In our book Yoga Calm for Children: Educating Heart, Mind, and Body we write:

When we rest, the body heals and the mind and body integrate experiences. Rest allows us to reflect on the day and notice the effects of our activities on our emotions, mind, and body. In rest, free of distractions and stimulation, we are able to dream, to imagine, to work on solutions to our daily lives.

Sleep deprivation, on the other hand, can negatively affect mental performance, muscle control, and mood. Furthermore, strong, mounting evidence indicates that lost or damaged sleep is associated with serious long-term health problems including heart disease, diabetes, viral infection, cancer, depression, and substance abuse.

Adequate sleep and rest are important not only for growing bodies but also for mental development and emotional health. Scientists believe that sleep helps to weave disparate, emotionally fragmented, or weakly coupled memories together into coherent structures that the brain can then use more effectively during wakefulness. The more complex the physical or mental experience, the more important sleep is for efficiently integrating and remembering the experience.

Sleep deprivation is a significant yet often hidden health issue. In Healing Night,
Rubin R. Naiman notes that, in recent years, the amount of sleep adolescents get has been reduced by two or more hours a night. (According to the National Sleep Foundation, school age children need 10 to 11 hours nightly for good health, with teens needing 9 1/4 hours.) This affects children’s health on many levels. For example, a lack of sleep often results in increased consumption of high calorie foods and caffeinated products, which can trigger behavior problems and mental health conditions like ADHD.

Good sleep is important for adults, too – and for the same physiological and psychological reasons. But when it comes to the hows, many of us are stumped.

So here are 10 tips for getting better sleep:

  1. Relax before retiring. Take some time for a pre-sleep ritual to break the connection between stress and bedtime. Listen to some calming music. Meditate. Read a bit. Do some light stretching. Try some lavender aromatherapy or a hot bath. But remember, TV watching and bright lights can interfere with our bodies’ natural release of melatonin – the hormone that helps us to fall asleep.
  2. Make the routine routine. Go to bed around the same time every night. Your body will learn that time is bedtime and relax accordingly, especially if a regular bedtime is in conjunction with some relaxation ritual as described above.
  3. Remember the purpose of the bed. Avoid TV, reading, eating and emotional discussions while in bed. The mind and body associate bedtime activities with being in bed. So don’t let a bad habit keep you awake.
  4. Eat right and sleep tight. Avoid eating a large meal just bed bedtime or going to bed hungry. It’s about balance. Also, when possible, opt for foods that promote sleep, such as milk, tuna, pumpkin, artichokes, avocados, almonds, eggs, peaches, walnut, apricots, oats, asparagus, potatoes and bananas.

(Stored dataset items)
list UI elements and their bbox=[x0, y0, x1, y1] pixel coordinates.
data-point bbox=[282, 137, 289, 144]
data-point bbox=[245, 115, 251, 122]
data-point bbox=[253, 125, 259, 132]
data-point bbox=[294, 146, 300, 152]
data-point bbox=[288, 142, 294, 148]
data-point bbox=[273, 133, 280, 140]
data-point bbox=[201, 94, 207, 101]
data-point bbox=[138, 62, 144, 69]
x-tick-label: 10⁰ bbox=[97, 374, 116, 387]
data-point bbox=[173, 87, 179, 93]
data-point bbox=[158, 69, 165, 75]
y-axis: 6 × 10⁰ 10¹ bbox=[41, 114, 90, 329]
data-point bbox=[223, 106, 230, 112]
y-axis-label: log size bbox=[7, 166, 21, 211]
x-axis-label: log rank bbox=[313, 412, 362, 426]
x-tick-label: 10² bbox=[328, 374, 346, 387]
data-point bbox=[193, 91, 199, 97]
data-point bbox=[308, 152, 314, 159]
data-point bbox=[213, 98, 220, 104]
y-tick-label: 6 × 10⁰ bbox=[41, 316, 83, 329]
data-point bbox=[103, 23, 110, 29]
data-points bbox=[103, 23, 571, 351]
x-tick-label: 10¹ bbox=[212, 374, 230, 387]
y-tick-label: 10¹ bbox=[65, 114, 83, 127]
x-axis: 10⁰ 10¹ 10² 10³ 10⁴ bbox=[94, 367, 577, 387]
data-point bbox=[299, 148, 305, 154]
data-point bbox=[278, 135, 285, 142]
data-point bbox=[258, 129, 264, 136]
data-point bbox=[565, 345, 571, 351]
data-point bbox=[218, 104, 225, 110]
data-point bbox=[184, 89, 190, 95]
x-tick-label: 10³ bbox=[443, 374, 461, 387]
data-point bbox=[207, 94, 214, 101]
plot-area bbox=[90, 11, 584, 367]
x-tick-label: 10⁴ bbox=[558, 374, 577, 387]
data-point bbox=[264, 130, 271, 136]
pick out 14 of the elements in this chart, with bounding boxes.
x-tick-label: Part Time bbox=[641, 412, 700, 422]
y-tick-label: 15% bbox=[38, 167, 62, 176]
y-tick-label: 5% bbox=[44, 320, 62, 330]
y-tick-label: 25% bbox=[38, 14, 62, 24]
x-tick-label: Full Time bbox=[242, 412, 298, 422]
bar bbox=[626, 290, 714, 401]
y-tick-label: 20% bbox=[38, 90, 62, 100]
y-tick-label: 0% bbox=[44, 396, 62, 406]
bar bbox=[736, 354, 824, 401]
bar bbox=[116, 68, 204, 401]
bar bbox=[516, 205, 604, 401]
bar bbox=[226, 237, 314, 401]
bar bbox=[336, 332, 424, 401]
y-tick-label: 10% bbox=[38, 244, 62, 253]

■ **EXERCISE REQUIREMENTS**:
#1 In the passage on sleep, how many hours a night does the National Sleep Foundation say teens need?
#2 For each statement, say whether it agrees with the passage on sleep, answering yes or no and quoting the words that decide it. (a) TV watching and bright lights can interfere with the body's release of melatonin. (b) Reading while in bed is recommended. (c) The amount of sleep adolescents get has dropped by about one hour a night.

■ **COMPLETED EXERCISE**:
#1 9 1/4 hours.

#2
(a) Yes: "TV watching and bright lights can interfere with our bodies’ natural release of melatonin"
(b) No: "Avoid TV, reading, eating and emotional discussions while in bed."
(c) No: "the amount of sleep adolescents get has been reduced by two or more hours a night"